STATED PROBLEM => Identify the lines that contain the string "Almería", then copy each of them.

[begin THE INPUT]

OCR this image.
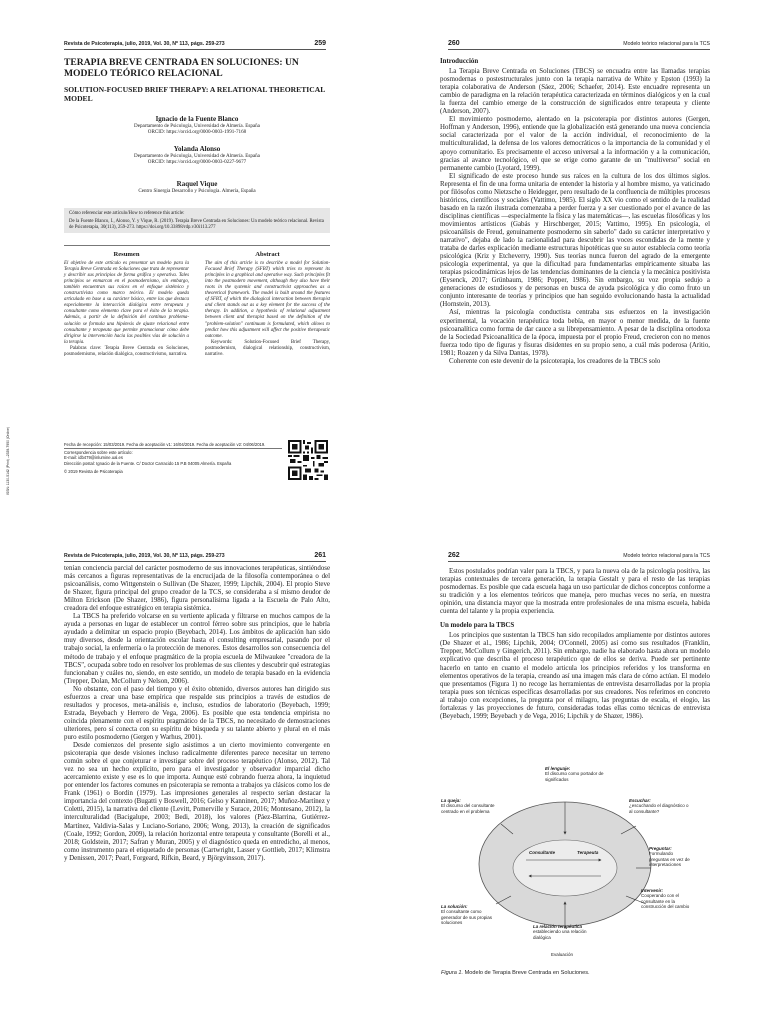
Revista de Psicoterapia, julio, 2019, Vol. 30, Nº 113, págs. 259-273	259
TERAPIA BREVE CENTRADA EN SOLUCIONES: UN MODELO TEÓRICO RELACIONAL
SOLUTION-FOCUSED BRIEF THERAPY: A RELATIONAL THEORETICAL MODEL
Ignacio de la Fuente Blanco
Departamento de Psicología, Universidad de Almería. España
ORCID: https://orcid.org/0000-0003-1991-7168
Yolanda Alonso
Departamento de Psicología, Universidad de Almería. España
ORCID: https://orcid.org/0000-0003-0227-9677
Raquel Vique
Centro Sinergia Desarrollo y Psicología. Almería, España
Cómo referenciar este artículo/How to reference this article:
De la Fuente Blanco, I., Alonso, Y. y Vique, R. (2019). Terapia Breve Centrada en Soluciones: Un modelo teórico relacional. Revista de Psicoterapia, 30(113), 259-273. https://doi.org/10.33898/rdp.v30i113.277
Resumen
El objetivo de este artículo es presentar un modelo para la Terapia Breve Centrada en Soluciones que trata de representar y describir sus principios de forma gráfica y operativa. Tales principios se enmarcan en el posmodernismo, sin embargo, también encuentran sus raíces en el enfoque sistémico y constructivista como marco teórico. El modelo queda articulado en base a su carácter básico, entre las que destaca especialmente la interacción dialógica entre terapeuta y consultante como elemento clave para el éxito de la terapia. Además, a partir de la definición del continuo problema-solución se formula una hipótesis de ajuste relacional entre consultante y terapeuta que permite promocionar cómo debe dirigirse la intervención hacia las posibles vías de solución a la terapia.
Palabras clave: Terapia Breve Centrada en Soluciones, posmodernismo, relación dialógica, constructivismo, narrativa.
Abstract
The aim of this article is to describe a model for Solution-Focused Brief Therapy (SFBT) which tries to represent its principles in a graphical and operative way. Such principles fit into the postmodern movement, although they also have their roots in the systemic and constructivist approaches as a theoretical framework. The model is built around the features of SFBT, of which the dialogical interaction between therapist and client stands out as a key element for the success of the therapy. In addition, a hypothesis of relational adjustment between client and therapist based on the definition of the "problem-solution" continuum is formulated, which allows to predict how this adjustment will affect the positive therapeutic outcome.
Keywords: Solution-Focused Brief Therapy, postmodernism, dialogical relationship, constructivism, narrative.
ISSN: 1130-5142 (Print) –2339-7950 (Online)	Fecha de recepción: 15/03/2019. Fecha de aceptación v1: 16/04/2019. Fecha de aceptación v2: 04/06/2019.
Correspondencia sobre este artículo:
E-mail: idb479@inlumine.ual.es
Dirección postal: Ignacio de la Fuente. C/ Doctor Carracido 15 P.B 04005 Almería. España
© 2019 Revista de Psicoterapia
260	Modelo teórico relacional para la TCS
Introducción

La Terapia Breve Centrada en Soluciones (TBCS) se encuadra entre las llamadas terapias posmodernas o postestructurales junto con la terapia narrativa de White y Epston (1993) la terapia colaborativa de Anderson (Sáez, 2006; Schaefer, 2014). Este encuadre representa un cambio de paradigma en la relación terapéutica caracterizada en términos dialógicos y en la cual la fuerza del cambio emerge de la construcción de significados entre terapeuta y cliente (Anderson, 2007).

El movimiento posmoderno, alentado en la psicoterapia por distintos autores (Gergen, Hoffman y Anderson, 1996), entiende que la globalización está generando una nueva conciencia social caracterizada por el valor de la acción individual, el reconocimiento de la multiculturalidad, la defensa de los valores democráticos o la importancia de la comunidad y el apoyo comunitario. Es precisamente el acceso universal a la información y a la comunicación, gracias al avance tecnológico, el que se erige como garante de un "multiverso" social en permanente cambio (Lyotard, 1999).

El significado de este proceso hunde sus raíces en la cultura de los dos últimos siglos. Representa el fin de una forma unitaria de entender la historia y al hombre mismo, ya vaticinado por filósofos como Nietzsche o Heidegger, pero resultado de la confluencia de múltiples procesos históricos, científicos y sociales (Vattimo, 1985). El siglo XX vio como el sentido de la realidad basado en la razón ilustrada comenzaba a perder fuerza y a ser cuestionado por el avance de las disciplinas científicas —especialmente la física y las matemáticas—, las escuelas filosóficas y los movimientos artísticos (Gabás y Hirschberger, 2015; Vattimo, 1995). En psicología, el psicoanálisis de Freud, genuinamente posmoderno sin saberlo" dado su carácter interpretativo y narrativo", dejaba de lado la racionalidad para descubrir las voces escondidas de la mente y trataba de darles explicación mediante estructuras hipotéticas que su autor establecía como teoría psicológica (Kriz y Etcheverry, 1990). Sus teorías nunca fueron del agrado de la emergente psicología experimental, ya que la dificultad para fundamentarlas empíricamente situaba las terapias psicodinámicas lejos de las tendencias dominantes de la ciencia y la mecánica positivista (Eysenck, 2017; Grünbaum, 1986; Popper, 1986). Sin embargo, su voz propia sedujo a generaciones de estudiosos y de personas en busca de ayuda psicológica y dio como fruto un conjunto interesante de teorías y principios que han seguido evolucionando hasta la actualidad (Hornstein, 2013).

Así, mientras la psicología conductista centraba sus esfuerzos en la investigación experimental, la vocación terapéutica toda bebía, en mayor o menor medida, de la fuente psicoanalítica como forma de dar cauce a su librepensamiento. A pesar de la disciplina ortodoxa de la Sociedad Psicoanalítica de la época, impuesta por el propio Freud, crecieron con no menos fuerza todo tipo de figuras y fisuras disidentes en su propio seno, a cuál más poderosa (Aritio, 1981; Roazen y da Silva Dantas, 1978).

Coherente con este devenir de la psicoterapia, los creadores de la TBCS solo

Revista de Psicoterapia, julio, 2019, Vol. 30, Nº 113, págs. 259-273	261

tenían conciencia parcial del carácter posmoderno de sus innovaciones terapéuticas, sintiéndose más cercanos a figuras representativas de la encrucijada de la filosofía contemporánea o del psicoanálisis, como Wittgenstein o Sullivan (De Shazer, 1999; Lipchik, 2004). El propio Steve de Shazer, figura principal del grupo creador de la TCS, se consideraba a sí mismo deudor de Milton Erickson (De Shazer, 1986), figura personalísima ligada a la Escuela de Palo Alto, creadora del enfoque estratégico en terapia sistémica.

La TBCS ha preferido volcarse en su vertiente aplicada y filtrarse en muchos campos de la ayuda a personas en lugar de establecer un control férreo sobre sus principios, que le habría ayudado a delimitar un espacio propio (Beyebach, 2014). Los ámbitos de aplicación han sido muy diversos, desde la orientación escolar hasta el consulting empresarial, pasando por el trabajo social, la enfermería o la protección de menores. Estos desarrollos son consecuencia del método de trabajo y el enfoque pragmático de la propia escuela de Milwaukee "creadora de la TBCS", ocupada sobre todo en resolver los problemas de sus clientes y descubrir qué estrategias funcionaban y cuáles no, siendo, en este sentido, un modelo de terapia basado en la evidencia (Trepper, Dolan, McCollum y Nelson, 2006).

No obstante, con el paso del tiempo y el éxito obtenido, diversos autores han dirigido sus esfuerzos a crear una base empírica que respalde sus principios a través de estudios de resultados y procesos, meta-análisis e, incluso, estudios de laboratorio (Beyebach, 1999; Estrada, Beyebach y Herrero de Vega, 2006). Es posible que esta tendencia empirista no coincida plenamente con el espíritu pragmático de la TBCS, no necesitado de demostraciones ulteriores, pero sí conecta con su espíritu de búsqueda y su talante abierto y plural en el más puro estilo posmoderno (Gergen y Warhus, 2001).

Desde comienzos del presente siglo asistimos a un cierto movimiento convergente en psicoterapia que desde visiones incluso radicalmente diferentes parece necesitar un terreno común sobre el que conjeturar e investigar sobre del proceso terapéutico (Alonso, 2012). Tal vez no sea un hecho explícito, pero para el investigador y observador imparcial dicho acercamiento existe y ese es lo que importa. Aunque esté cobrando fuerza ahora, la inquietud por entender los factores comunes en psicoterapia se remonta a trabajos ya clásicos como los de Frank (1961) o Bordin (1979). Las impresiones generales al respecto serían destacar la importancia del contexto (Bugatti y Boswell, 2016; Gelso y Kanninen, 2017; Muñoz-Martínez y Coletti, 2015), la narrativa del cliente (Levitt, Pomerville y Surace, 2016; Montesano, 2012), la interculturalidad (Bacigalupe, 2003; Bedi, 2018), los valores (Páez-Blarrina, Gutiérrez-Martínez, Valdivia-Salas y Luciano-Soriano, 2006; Wong, 2013), la creación de significados (Coale, 1992; Gordon, 2009), la relación horizontal entre terapeuta y consultante (Borelli et al., 2018; Goldstein, 2017; Safran y Muran, 2005) y el diagnóstico queda en entredicho, al menos, como instrumento para el etiquetado de personas (Cartwright, Lasser y Gottlieb, 2017; Klimstra y Denissen, 2017; Pearl, Forgeard, Rifkin, Beard, y Björgvinsson, 2017).

262	Modelo teórico relacional para la TCS

Estos postulados podrían valer para la TBCS, y para la nueva ola de la psicología positiva, las terapias contextuales de tercera generación, la terapia Gestalt y para el resto de las terapias posmodernas. Es posible que cada escuela haga un uso particular de dichos conceptos conforme a su tradición y a los elementos teóricos que maneja, pero muchas veces no sería, en nuestra opinión, una distancia mayor que la mostrada entre profesionales de una misma escuela, habida cuenta del talante y la propia experiencia.

Un modelo para la TBCS

Los principios que sustentan la TBCS han sido recopilados ampliamente por distintos autores (De Shazer et al., 1986; Lipchik, 2004; O'Connell, 2005) así como sus resultados (Franklin, Trepper, McCollum y Gingerich, 2011). Sin embargo, nadie ha elaborado hasta ahora un modelo explicativo que describa el proceso terapéutico que de ellos se deriva. Puede ser pertinente hacerlo en tanto en cuanto el modelo articula los principios referidos y los transforma en elementos operativos de la terapia, creando así una imagen más clara de cómo actúan. El modelo que presentamos (Figura 1) no recoge las herramientas de entrevista desarrolladas por la propia terapia pues son técnicas específicas desarrolladas por sus creadores. Nos referimos en concreto al trabajo con excepciones, la pregunta por el milagro, las preguntas de escala, el elogio, las fortalezas y las proyecciones de futuro, consideradas todas ellas como técnicas de entrevista (Beyebach, 1999; Beyebach y de Vega, 2016; Lipchik y de Shazer, 1986).

El lenguaje:
El discurso como portador de significados
La queja:
El discurso del consultante centrado en el problema
Escuchar:
¿escuchando el diagnóstico o al consultante?
Consultante	Terapeuta
Preguntar:
Formulando preguntas en vez de interpretaciones
Intervenir:
Cooperando con el consultante en la construcción del cambio
La solución:
El consultante como generador de sus propias soluciones
La relación terapéutica
estableciendo una relación dialógica
Evaluación
Figura 1. Modelo de Terapia Breve Centrada en Soluciones.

[end THE INPUT]

RIGHT ANSWER =>
Departamento de Psicología, Universidad de Almería. España
Departamento de Psicología, Universidad de Almería. España
Centro Sinergia Desarrollo y Psicología. Almería, España
Dirección postal: Ignacio de la Fuente. C/ Doctor Carracido 15 P.B 04005 Almería. España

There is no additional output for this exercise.